**TASK TO COMPLETE**
Work through the following lines and count those that hold the word "platinum". Reply with that number only.

--- Start ---

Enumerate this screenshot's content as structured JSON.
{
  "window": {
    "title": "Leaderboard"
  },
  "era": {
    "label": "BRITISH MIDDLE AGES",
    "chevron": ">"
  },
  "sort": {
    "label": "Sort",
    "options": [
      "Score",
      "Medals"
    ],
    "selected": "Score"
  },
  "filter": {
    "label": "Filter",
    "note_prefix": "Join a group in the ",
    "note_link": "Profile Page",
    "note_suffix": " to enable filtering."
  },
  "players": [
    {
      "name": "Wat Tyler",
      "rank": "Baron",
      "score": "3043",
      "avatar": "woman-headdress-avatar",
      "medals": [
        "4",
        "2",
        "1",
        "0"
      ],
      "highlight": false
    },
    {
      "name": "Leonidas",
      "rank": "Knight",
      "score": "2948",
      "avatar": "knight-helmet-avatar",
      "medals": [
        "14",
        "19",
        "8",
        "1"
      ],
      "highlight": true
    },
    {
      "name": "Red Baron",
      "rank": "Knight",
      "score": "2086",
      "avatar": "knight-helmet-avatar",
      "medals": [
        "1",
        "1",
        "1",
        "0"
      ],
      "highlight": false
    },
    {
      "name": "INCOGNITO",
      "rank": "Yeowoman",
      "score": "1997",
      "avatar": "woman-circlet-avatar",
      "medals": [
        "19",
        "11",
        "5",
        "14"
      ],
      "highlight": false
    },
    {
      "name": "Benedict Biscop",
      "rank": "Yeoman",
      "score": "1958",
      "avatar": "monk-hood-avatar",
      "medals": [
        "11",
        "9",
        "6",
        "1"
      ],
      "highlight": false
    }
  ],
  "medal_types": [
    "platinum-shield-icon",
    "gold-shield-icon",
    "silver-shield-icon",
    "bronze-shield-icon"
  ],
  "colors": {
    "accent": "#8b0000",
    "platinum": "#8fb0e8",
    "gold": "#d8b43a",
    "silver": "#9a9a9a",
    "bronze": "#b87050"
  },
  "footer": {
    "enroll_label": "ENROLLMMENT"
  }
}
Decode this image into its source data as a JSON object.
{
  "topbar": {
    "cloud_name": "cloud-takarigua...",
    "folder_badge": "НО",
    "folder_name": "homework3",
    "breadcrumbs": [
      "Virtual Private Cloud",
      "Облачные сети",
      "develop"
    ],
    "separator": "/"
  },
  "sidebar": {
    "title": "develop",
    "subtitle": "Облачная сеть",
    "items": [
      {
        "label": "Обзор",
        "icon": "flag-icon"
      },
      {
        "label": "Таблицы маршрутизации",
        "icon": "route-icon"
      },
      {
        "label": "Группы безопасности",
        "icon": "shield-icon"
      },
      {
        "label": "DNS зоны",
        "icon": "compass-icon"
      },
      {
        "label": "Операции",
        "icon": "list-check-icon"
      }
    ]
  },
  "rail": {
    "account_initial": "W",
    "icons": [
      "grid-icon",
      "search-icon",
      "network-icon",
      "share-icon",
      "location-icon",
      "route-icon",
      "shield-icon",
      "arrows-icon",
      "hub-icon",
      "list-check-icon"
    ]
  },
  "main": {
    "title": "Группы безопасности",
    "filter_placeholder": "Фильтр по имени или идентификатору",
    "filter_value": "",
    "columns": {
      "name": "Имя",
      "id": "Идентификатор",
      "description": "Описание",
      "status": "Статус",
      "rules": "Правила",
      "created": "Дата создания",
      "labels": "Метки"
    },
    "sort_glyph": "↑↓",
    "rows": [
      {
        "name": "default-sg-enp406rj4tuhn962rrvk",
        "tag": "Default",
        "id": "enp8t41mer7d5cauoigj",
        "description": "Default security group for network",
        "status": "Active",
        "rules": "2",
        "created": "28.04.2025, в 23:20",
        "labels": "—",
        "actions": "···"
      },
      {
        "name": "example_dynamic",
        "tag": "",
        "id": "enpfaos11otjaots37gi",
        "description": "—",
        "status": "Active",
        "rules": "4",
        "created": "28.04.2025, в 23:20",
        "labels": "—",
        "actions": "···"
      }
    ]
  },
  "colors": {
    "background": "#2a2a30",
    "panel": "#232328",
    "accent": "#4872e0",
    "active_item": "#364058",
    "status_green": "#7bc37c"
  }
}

--- End ---
--- Start ---

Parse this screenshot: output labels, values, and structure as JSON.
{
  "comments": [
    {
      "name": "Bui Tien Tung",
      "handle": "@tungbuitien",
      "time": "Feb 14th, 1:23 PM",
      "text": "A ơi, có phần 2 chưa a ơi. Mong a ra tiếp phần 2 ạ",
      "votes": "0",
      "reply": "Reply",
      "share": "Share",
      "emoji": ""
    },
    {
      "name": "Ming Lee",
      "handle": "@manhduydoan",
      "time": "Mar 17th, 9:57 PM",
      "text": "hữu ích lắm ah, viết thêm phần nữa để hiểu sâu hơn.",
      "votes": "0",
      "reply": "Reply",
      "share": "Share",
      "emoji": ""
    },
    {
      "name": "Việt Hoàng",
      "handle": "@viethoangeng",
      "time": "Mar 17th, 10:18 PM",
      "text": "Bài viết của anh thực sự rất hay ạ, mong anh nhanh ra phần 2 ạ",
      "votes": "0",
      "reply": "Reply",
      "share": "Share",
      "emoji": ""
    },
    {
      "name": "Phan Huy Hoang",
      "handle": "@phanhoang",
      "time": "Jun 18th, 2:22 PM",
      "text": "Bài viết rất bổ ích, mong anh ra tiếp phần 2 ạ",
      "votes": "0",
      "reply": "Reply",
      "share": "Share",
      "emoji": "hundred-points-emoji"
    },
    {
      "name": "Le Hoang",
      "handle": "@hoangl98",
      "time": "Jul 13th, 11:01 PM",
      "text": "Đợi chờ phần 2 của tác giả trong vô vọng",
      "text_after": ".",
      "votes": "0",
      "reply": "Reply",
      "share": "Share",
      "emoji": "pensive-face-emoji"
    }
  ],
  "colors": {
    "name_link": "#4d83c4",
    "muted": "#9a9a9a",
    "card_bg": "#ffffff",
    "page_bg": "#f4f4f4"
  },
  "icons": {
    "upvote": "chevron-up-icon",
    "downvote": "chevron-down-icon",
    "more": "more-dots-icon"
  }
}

--- End ---
--- Start ---

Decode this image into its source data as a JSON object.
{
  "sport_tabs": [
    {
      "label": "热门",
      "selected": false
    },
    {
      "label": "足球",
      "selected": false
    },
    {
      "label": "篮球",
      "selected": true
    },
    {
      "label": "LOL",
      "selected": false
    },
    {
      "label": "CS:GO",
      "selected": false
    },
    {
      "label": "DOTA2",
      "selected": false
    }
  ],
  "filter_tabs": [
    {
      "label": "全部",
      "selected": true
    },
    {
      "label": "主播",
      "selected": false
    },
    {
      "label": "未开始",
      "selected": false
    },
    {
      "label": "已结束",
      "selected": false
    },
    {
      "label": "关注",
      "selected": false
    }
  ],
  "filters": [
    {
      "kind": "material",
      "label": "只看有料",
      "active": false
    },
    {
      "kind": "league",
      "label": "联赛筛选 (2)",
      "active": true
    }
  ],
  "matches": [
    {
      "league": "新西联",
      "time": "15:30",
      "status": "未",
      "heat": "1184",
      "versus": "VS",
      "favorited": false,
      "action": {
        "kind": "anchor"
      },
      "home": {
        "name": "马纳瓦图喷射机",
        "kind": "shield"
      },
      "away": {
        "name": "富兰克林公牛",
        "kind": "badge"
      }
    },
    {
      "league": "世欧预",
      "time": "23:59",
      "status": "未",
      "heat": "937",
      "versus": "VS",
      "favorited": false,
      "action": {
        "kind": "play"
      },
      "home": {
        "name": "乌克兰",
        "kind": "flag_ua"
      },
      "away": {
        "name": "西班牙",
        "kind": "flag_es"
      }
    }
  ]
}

--- End ---

**TASK SOLUTION**
2